▶ _Exercise description_
Would you extract the whole listing below and retype it exactly?
******
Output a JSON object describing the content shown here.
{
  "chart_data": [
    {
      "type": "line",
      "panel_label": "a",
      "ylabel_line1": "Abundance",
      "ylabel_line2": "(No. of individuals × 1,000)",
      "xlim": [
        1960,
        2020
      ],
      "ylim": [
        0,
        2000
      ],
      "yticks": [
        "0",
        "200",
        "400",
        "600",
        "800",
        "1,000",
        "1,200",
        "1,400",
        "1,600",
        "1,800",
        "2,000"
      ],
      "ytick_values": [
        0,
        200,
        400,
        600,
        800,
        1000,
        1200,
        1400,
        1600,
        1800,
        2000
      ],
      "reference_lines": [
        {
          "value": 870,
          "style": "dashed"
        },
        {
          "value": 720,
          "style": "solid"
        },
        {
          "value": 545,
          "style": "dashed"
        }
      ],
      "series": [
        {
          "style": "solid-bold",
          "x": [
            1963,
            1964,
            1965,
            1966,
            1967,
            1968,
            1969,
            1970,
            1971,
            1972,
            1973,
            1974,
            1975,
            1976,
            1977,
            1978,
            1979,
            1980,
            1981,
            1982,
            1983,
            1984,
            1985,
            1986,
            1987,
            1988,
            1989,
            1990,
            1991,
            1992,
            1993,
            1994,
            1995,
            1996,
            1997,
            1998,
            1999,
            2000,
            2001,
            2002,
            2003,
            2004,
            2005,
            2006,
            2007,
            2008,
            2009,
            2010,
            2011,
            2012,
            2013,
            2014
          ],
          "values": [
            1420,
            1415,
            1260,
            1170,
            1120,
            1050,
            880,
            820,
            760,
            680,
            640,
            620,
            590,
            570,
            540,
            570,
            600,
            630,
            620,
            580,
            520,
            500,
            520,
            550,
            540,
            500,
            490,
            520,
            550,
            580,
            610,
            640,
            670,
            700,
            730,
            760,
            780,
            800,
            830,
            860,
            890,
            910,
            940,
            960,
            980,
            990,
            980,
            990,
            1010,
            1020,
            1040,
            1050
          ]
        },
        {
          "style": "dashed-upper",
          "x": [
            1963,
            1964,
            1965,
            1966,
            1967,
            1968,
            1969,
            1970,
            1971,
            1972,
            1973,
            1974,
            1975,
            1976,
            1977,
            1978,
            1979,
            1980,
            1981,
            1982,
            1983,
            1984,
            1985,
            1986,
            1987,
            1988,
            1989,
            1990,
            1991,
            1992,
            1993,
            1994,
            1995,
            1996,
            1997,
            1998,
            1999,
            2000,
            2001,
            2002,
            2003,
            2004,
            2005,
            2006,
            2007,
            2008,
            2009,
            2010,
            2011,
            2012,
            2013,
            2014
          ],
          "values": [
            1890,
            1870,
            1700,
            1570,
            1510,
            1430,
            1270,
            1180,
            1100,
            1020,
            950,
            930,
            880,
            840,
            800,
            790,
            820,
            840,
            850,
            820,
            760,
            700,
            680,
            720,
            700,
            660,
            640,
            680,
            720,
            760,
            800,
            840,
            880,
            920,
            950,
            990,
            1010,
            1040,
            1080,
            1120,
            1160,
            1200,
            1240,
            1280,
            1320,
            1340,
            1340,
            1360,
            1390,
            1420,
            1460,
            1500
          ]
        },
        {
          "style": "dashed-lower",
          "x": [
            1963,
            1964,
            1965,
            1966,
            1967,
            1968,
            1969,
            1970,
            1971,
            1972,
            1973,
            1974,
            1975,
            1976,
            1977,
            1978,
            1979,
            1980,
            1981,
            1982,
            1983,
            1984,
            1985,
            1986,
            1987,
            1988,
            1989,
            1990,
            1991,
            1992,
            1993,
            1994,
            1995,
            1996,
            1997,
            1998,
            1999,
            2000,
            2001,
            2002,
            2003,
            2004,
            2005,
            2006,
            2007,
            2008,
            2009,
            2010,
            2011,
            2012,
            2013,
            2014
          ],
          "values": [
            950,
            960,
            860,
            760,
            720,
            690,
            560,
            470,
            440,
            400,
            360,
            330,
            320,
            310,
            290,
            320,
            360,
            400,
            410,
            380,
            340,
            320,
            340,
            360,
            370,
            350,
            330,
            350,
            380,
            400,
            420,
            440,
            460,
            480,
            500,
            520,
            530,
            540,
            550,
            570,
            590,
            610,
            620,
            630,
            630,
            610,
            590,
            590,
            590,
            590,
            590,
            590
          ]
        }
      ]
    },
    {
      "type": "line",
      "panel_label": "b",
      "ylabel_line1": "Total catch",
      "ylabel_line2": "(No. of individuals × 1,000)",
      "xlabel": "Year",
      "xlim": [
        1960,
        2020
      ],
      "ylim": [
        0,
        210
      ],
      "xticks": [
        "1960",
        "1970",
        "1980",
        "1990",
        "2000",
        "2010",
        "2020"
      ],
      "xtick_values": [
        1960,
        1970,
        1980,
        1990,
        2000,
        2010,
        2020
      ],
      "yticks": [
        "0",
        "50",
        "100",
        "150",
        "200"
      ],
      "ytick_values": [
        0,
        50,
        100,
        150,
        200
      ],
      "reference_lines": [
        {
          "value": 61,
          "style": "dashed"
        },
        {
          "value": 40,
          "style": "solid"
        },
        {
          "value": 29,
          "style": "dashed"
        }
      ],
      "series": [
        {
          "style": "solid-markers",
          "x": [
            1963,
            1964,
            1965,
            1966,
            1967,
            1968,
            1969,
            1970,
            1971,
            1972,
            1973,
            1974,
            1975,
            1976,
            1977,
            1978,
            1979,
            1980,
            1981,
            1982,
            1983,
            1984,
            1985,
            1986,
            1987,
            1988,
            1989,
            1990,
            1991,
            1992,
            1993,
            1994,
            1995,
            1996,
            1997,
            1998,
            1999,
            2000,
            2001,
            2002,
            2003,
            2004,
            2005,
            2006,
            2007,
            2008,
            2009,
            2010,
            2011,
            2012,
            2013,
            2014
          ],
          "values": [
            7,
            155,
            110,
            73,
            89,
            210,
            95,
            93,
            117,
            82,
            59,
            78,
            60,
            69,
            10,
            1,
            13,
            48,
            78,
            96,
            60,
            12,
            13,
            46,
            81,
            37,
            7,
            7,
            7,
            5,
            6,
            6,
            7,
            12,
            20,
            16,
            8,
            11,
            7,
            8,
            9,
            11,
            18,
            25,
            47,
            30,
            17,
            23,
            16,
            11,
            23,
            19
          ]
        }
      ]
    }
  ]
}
******
▶ _Expected output_
Output a JSON object describing the content shown here.
{
  "chart_data": [
    {
      "type": "line",
      "panel_label": "a",
      "ylabel_line1": "Abundance",
      "ylabel_line2": "(No. of individuals × 1,000)",
      "xlim": [
        1960,
        2020
      ],
      "ylim": [
        0,
        2000
      ],
      "yticks": [
        "0",
        "200",
        "400",
        "600",
        "800",
        "1,000",
        "1,200",
        "1,400",
        "1,600",
        "1,800",
        "2,000"
      ],
      "ytick_values": [
        0,
        200,
        400,
        600,
        800,
        1000,
        1200,
        1400,
        1600,
        1800,
        2000
      ],
      "reference_lines": [
        {
          "value": 870,
          "style": "dashed"
        },
        {
          "value": 720,
          "style": "solid"
        },
        {
          "value": 545,
          "style": "dashed"
        }
      ],
      "series": [
        {
          "style": "solid-bold",
          "x": [
            1963,
            1964,
            1965,
            1966,
            1967,
            1968,
            1969,
            1970,
            1971,
            1972,
            1973,
            1974,
            1975,
            1976,
            1977,
            1978,
            1979,
            1980,
            1981,
            1982,
            1983,
            1984,
            1985,
            1986,
            1987,
            1988,
            1989,
            1990,
            1991,
            1992,
            1993,
            1994,
            1995,
            1996,
            1997,
            1998,
            1999,
            2000,
            2001,
            2002,
            2003,
            2004,
            2005,
            2006,
            2007,
            2008,
            2009,
            2010,
            2011,
            2012,
            2013,
            2014
          ],
          "values": [
            1420,
            1415,
            1260,
            1170,
            1120,
            1050,
            880,
            820,
            760,
            680,
            640,
            620,
            590,
            570,
            540,
            570,
            600,
            630,
            620,
            580,
            520,
            500,
            520,
            550,
            540,
            500,
            490,
            520,
            550,
            580,
            610,
            640,
            670,
            700,
            730,
            760,
            780,
            800,
            830,
            860,
            890,
            910,
            940,
            960,
            980,
            990,
            980,
            990,
            1010,
            1020,
            1040,
            1050
          ]
        },
        {
          "style": "dashed-upper",
          "x": [
            1963,
            1964,
            1965,
            1966,
            1967,
            1968,
            1969,
            1970,
            1971,
            1972,
            1973,
            1974,
            1975,
            1976,
            1977,
            1978,
            1979,
            1980,
            1981,
            1982,
            1983,
            1984,
            1985,
            1986,
            1987,
            1988,
            1989,
            1990,
            1991,
            1992,
            1993,
            1994,
            1995,
            1996,
            1997,
            1998,
            1999,
            2000,
            2001,
            2002,
            2003,
            2004,
            2005,
            2006,
            2007,
            2008,
            2009,
            2010,
            2011,
            2012,
            2013,
            2014
          ],
          "values": [
            1890,
            1870,
            1700,
            1570,
            1510,
            1430,
            1270,
            1180,
            1100,
            1020,
            950,
            930,
            880,
            840,
            800,
            790,
            820,
            840,
            850,
            820,
            760,
            700,
            680,
            720,
            700,
            660,
            640,
            680,
            720,
            760,
            800,
            840,
            880,
            920,
            950,
            990,
            1010,
            1040,
            1080,
            1120,
            1160,
            1200,
            1240,
            1280,
            1320,
            1340,
            1340,
            1360,
            1390,
            1420,
            1460,
            1500
          ]
        },
        {
          "style": "dashed-lower",
          "x": [
            1963,
            1964,
            1965,
            1966,
            1967,
            1968,
            1969,
            1970,
            1971,
            1972,
            1973,
            1974,
            1975,
            1976,
            1977,
            1978,
            1979,
            1980,
            1981,
            1982,
            1983,
            1984,
            1985,
            1986,
            1987,
            1988,
            1989,
            1990,
            1991,
            1992,
            1993,
            1994,
            1995,
            1996,
            1997,
            1998,
            1999,
            2000,
            2001,
            2002,
            2003,
            2004,
            2005,
            2006,
            2007,
            2008,
            2009,
            2010,
            2011,
            2012,
            2013,
            2014
          ],
          "values": [
            950,
            960,
            860,
            760,
            720,
            690,
            560,
            470,
            440,
            400,
            360,
            330,
            320,
            310,
            290,
            320,
            360,
            400,
            410,
            380,
            340,
            320,
            340,
            360,
            370,
            350,
            330,
            350,
            380,
            400,
            420,
            440,
            460,
            480,
            500,
            520,
            530,
            540,
            550,
            570,
            590,
            610,
            620,
            630,
            630,
            610,
            590,
            590,
            590,
            590,
            590,
            590
          ]
        }
      ]
    },
    {
      "type": "line",
      "panel_label": "b",
      "ylabel_line1": "Total catch",
      "ylabel_line2": "(No. of individuals × 1,000)",
      "xlabel": "Year",
      "xlim": [
        1960,
        2020
      ],
      "ylim": [
        0,
        210
      ],
      "xticks": [
        "1960",
        "1970",
        "1980",
        "1990",
        "2000",
        "2010",
        "2020"
      ],
      "xtick_values": [
        1960,
        1970,
        1980,
        1990,
        2000,
        2010,
        2020
      ],
      "yticks": [
        "0",
        "50",
        "100",
        "150",
        "200"
      ],
      "ytick_values": [
        0,
        50,
        100,
        150,
        200
      ],
      "reference_lines": [
        {
          "value": 61,
          "style": "dashed"
        },
        {
          "value": 40,
          "style": "solid"
        },
        {
          "value": 29,
          "style": "dashed"
        }
      ],
      "series": [
        {
          "style": "solid-markers",
          "x": [
            1963,
            1964,
            1965,
            1966,
            1967,
            1968,
            1969,
            1970,
            1971,
            1972,
            1973,
            1974,
            1975,
            1976,
            1977,
            1978,
            1979,
            1980,
            1981,
            1982,
            1983,
            1984,
            1985,
            1986,
            1987,
            1988,
            1989,
            1990,
            1991,
            1992,
            1993,
            1994,
            1995,
            1996,
            1997,
            1998,
            1999,
            2000,
            2001,
            2002,
            2003,
            2004,
            2005,
            2006,
            2007,
            2008,
            2009,
            2010,
            2011,
            2012,
            2013,
            2014
          ],
          "values": [
            7,
            155,
            110,
            73,
            89,
            210,
            95,
            93,
            117,
            82,
            59,
            78,
            60,
            69,
            10,
            1,
            13,
            48,
            78,
            96,
            60,
            12,
            13,
            46,
            81,
            37,
            7,
            7,
            7,
            5,
            6,
            6,
            7,
            12,
            20,
            16,
            8,
            11,
            7,
            8,
            9,
            11,
            18,
            25,
            47,
            30,
            17,
            23,
            16,
            11,
            23,
            19
          ]
        }
      ]
    }
  ]
}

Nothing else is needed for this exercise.